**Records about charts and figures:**
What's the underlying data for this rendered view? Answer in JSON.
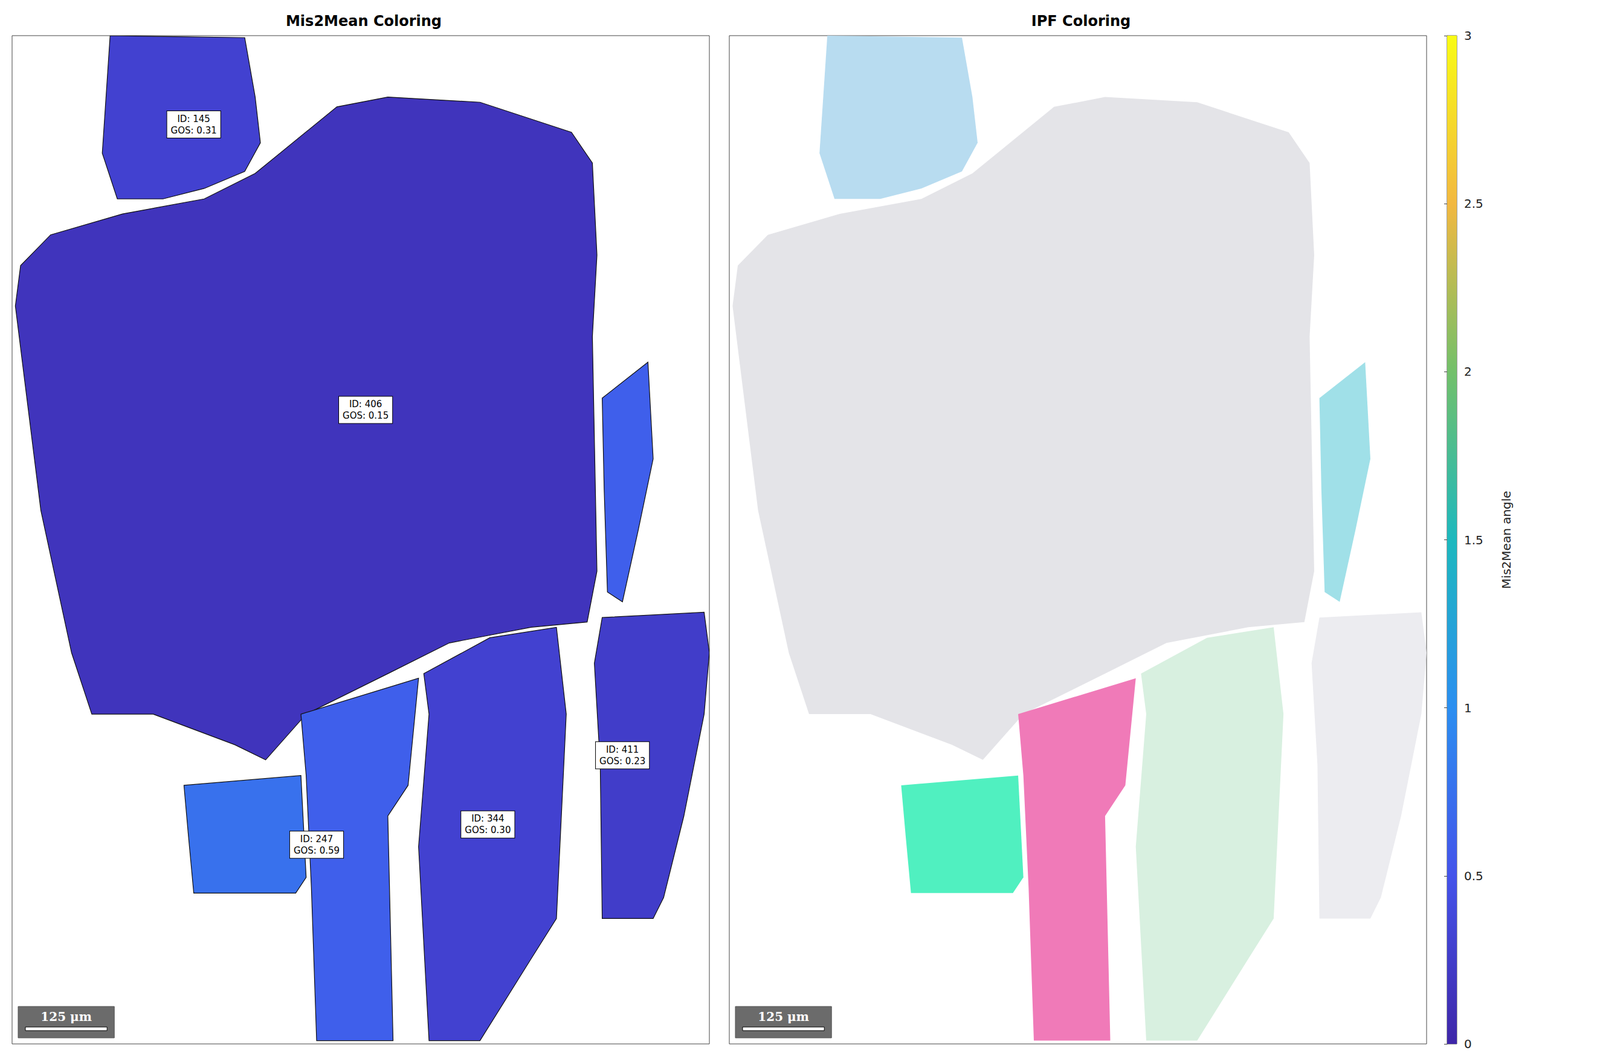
{
  "chart_data": {
    "type": "grain_map",
    "tick_labels": false,
    "xlim": [
      0,
      1067
    ],
    "ylim": [
      0,
      1544
    ],
    "panels": [
      {
        "title": "Mis2Mean Coloring",
        "coloring": "mis2mean"
      },
      {
        "title": "IPF Coloring",
        "coloring": "ipf"
      }
    ],
    "scale_bar": {
      "label": "125 μm",
      "length": 125
    },
    "colorbar": {
      "label": "Mis2Mean angle",
      "lim": [
        0,
        3
      ],
      "ticks": [
        0,
        0.5,
        1,
        1.5,
        2,
        2.5,
        3
      ]
    },
    "grains": [
      {
        "label": "ID: 145\nGOS: 0.31",
        "label_xy": [
          278,
          136
        ],
        "mis2mean": 0.3,
        "ipf_color": "#b8dcf0",
        "outline": [
          [
            150,
            0
          ],
          [
            356,
            3
          ],
          [
            372,
            94
          ],
          [
            380,
            164
          ],
          [
            356,
            208
          ],
          [
            294,
            234
          ],
          [
            231,
            250
          ],
          [
            161,
            250
          ],
          [
            138,
            180
          ]
        ]
      },
      {
        "label": "ID: 406\nGOS: 0.15",
        "label_xy": [
          541,
          573
        ],
        "mis2mean": 0.15,
        "ipf_color": "#e4e4e8",
        "outline": [
          [
            372,
            211
          ],
          [
            497,
            109
          ],
          [
            575,
            94
          ],
          [
            716,
            102
          ],
          [
            856,
            148
          ],
          [
            888,
            195
          ],
          [
            895,
            336
          ],
          [
            888,
            461
          ],
          [
            895,
            820
          ],
          [
            880,
            898
          ],
          [
            794,
            906
          ],
          [
            669,
            930
          ],
          [
            575,
            977
          ],
          [
            450,
            1039
          ],
          [
            388,
            1109
          ],
          [
            341,
            1086
          ],
          [
            216,
            1039
          ],
          [
            122,
            1039
          ],
          [
            91,
            945
          ],
          [
            44,
            727
          ],
          [
            5,
            414
          ],
          [
            13,
            352
          ],
          [
            59,
            305
          ],
          [
            169,
            273
          ],
          [
            294,
            250
          ]
        ]
      },
      {
        "label": null,
        "label_xy": null,
        "mis2mean": 0.6,
        "ipf_color": "#a0e0e8",
        "outline": [
          [
            903,
            555
          ],
          [
            973,
            500
          ],
          [
            981,
            648
          ],
          [
            958,
            758
          ],
          [
            934,
            867
          ],
          [
            911,
            852
          ],
          [
            906,
            695
          ]
        ]
      },
      {
        "label": null,
        "label_xy": null,
        "mis2mean": 0.75,
        "ipf_color": "#50f0c0",
        "outline": [
          [
            263,
            1148
          ],
          [
            442,
            1133
          ],
          [
            450,
            1289
          ],
          [
            434,
            1313
          ],
          [
            278,
            1313
          ],
          [
            270,
            1227
          ]
        ]
      },
      {
        "label": "ID: 247\nGOS: 0.59",
        "label_xy": [
          466,
          1239
        ],
        "mis2mean": 0.6,
        "ipf_color": "#f07ab8",
        "outline": [
          [
            442,
            1039
          ],
          [
            622,
            984
          ],
          [
            606,
            1148
          ],
          [
            575,
            1195
          ],
          [
            583,
            1539
          ],
          [
            466,
            1539
          ],
          [
            458,
            1305
          ],
          [
            450,
            1133
          ]
        ]
      },
      {
        "label": "ID: 344\nGOS: 0.30",
        "label_xy": [
          728,
          1208
        ],
        "mis2mean": 0.3,
        "ipf_color": "#d8f0e0",
        "outline": [
          [
            630,
            977
          ],
          [
            731,
            922
          ],
          [
            833,
            906
          ],
          [
            848,
            1039
          ],
          [
            833,
            1352
          ],
          [
            794,
            1414
          ],
          [
            716,
            1539
          ],
          [
            638,
            1539
          ],
          [
            622,
            1242
          ],
          [
            638,
            1039
          ]
        ]
      },
      {
        "label": "ID: 411\nGOS: 0.23",
        "label_xy": [
          934,
          1102
        ],
        "mis2mean": 0.25,
        "ipf_color": "#ececf0",
        "outline": [
          [
            903,
            891
          ],
          [
            1059,
            883
          ],
          [
            1067,
            945
          ],
          [
            1059,
            1039
          ],
          [
            1028,
            1195
          ],
          [
            997,
            1320
          ],
          [
            981,
            1352
          ],
          [
            903,
            1352
          ],
          [
            900,
            1117
          ],
          [
            891,
            961
          ]
        ]
      }
    ]
  }
}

**TASK TO CARRY OUT:** Skipping the pictures, transcribe each line above exactly as it appears.

**RESPONSE TO THIS EXERCISE:**
What's the underlying data for this rendered view? Answer in JSON.
{
  "chart_data": {
    "type": "grain_map",
    "tick_labels": false,
    "xlim": [
      0,
      1067
    ],
    "ylim": [
      0,
      1544
    ],
    "panels": [
      {
        "title": "Mis2Mean Coloring",
        "coloring": "mis2mean"
      },
      {
        "title": "IPF Coloring",
        "coloring": "ipf"
      }
    ],
    "scale_bar": {
      "label": "125 μm",
      "length": 125
    },
    "colorbar": {
      "label": "Mis2Mean angle",
      "lim": [
        0,
        3
      ],
      "ticks": [
        0,
        0.5,
        1,
        1.5,
        2,
        2.5,
        3
      ]
    },
    "grains": [
      {
        "label": "ID: 145\nGOS: 0.31",
        "label_xy": [
          278,
          136
        ],
        "mis2mean": 0.3,
        "ipf_color": "#b8dcf0",
        "outline": [
          [
            150,
            0
          ],
          [
            356,
            3
          ],
          [
            372,
            94
          ],
          [
            380,
            164
          ],
          [
            356,
            208
          ],
          [
            294,
            234
          ],
          [
            231,
            250
          ],
          [
            161,
            250
          ],
          [
            138,
            180
          ]
        ]
      },
      {
        "label": "ID: 406\nGOS: 0.15",
        "label_xy": [
          541,
          573
        ],
        "mis2mean": 0.15,
        "ipf_color": "#e4e4e8",
        "outline": [
          [
            372,
            211
          ],
          [
            497,
            109
          ],
          [
            575,
            94
          ],
          [
            716,
            102
          ],
          [
            856,
            148
          ],
          [
            888,
            195
          ],
          [
            895,
            336
          ],
          [
            888,
            461
          ],
          [
            895,
            820
          ],
          [
            880,
            898
          ],
          [
            794,
            906
          ],
          [
            669,
            930
          ],
          [
            575,
            977
          ],
          [
            450,
            1039
          ],
          [
            388,
            1109
          ],
          [
            341,
            1086
          ],
          [
            216,
            1039
          ],
          [
            122,
            1039
          ],
          [
            91,
            945
          ],
          [
            44,
            727
          ],
          [
            5,
            414
          ],
          [
            13,
            352
          ],
          [
            59,
            305
          ],
          [
            169,
            273
          ],
          [
            294,
            250
          ]
        ]
      },
      {
        "label": null,
        "label_xy": null,
        "mis2mean": 0.6,
        "ipf_color": "#a0e0e8",
        "outline": [
          [
            903,
            555
          ],
          [
            973,
            500
          ],
          [
            981,
            648
          ],
          [
            958,
            758
          ],
          [
            934,
            867
          ],
          [
            911,
            852
          ],
          [
            906,
            695
          ]
        ]
      },
      {
        "label": null,
        "label_xy": null,
        "mis2mean": 0.75,
        "ipf_color": "#50f0c0",
        "outline": [
          [
            263,
            1148
          ],
          [
            442,
            1133
          ],
          [
            450,
            1289
          ],
          [
            434,
            1313
          ],
          [
            278,
            1313
          ],
          [
            270,
            1227
          ]
        ]
      },
      {
        "label": "ID: 247\nGOS: 0.59",
        "label_xy": [
          466,
          1239
        ],
        "mis2mean": 0.6,
        "ipf_color": "#f07ab8",
        "outline": [
          [
            442,
            1039
          ],
          [
            622,
            984
          ],
          [
            606,
            1148
          ],
          [
            575,
            1195
          ],
          [
            583,
            1539
          ],
          [
            466,
            1539
          ],
          [
            458,
            1305
          ],
          [
            450,
            1133
          ]
        ]
      },
      {
        "label": "ID: 344\nGOS: 0.30",
        "label_xy": [
          728,
          1208
        ],
        "mis2mean": 0.3,
        "ipf_color": "#d8f0e0",
        "outline": [
          [
            630,
            977
          ],
          [
            731,
            922
          ],
          [
            833,
            906
          ],
          [
            848,
            1039
          ],
          [
            833,
            1352
          ],
          [
            794,
            1414
          ],
          [
            716,
            1539
          ],
          [
            638,
            1539
          ],
          [
            622,
            1242
          ],
          [
            638,
            1039
          ]
        ]
      },
      {
        "label": "ID: 411\nGOS: 0.23",
        "label_xy": [
          934,
          1102
        ],
        "mis2mean": 0.25,
        "ipf_color": "#ececf0",
        "outline": [
          [
            903,
            891
          ],
          [
            1059,
            883
          ],
          [
            1067,
            945
          ],
          [
            1059,
            1039
          ],
          [
            1028,
            1195
          ],
          [
            997,
            1320
          ],
          [
            981,
            1352
          ],
          [
            903,
            1352
          ],
          [
            900,
            1117
          ],
          [
            891,
            961
          ]
        ]
      }
    ]
  }
}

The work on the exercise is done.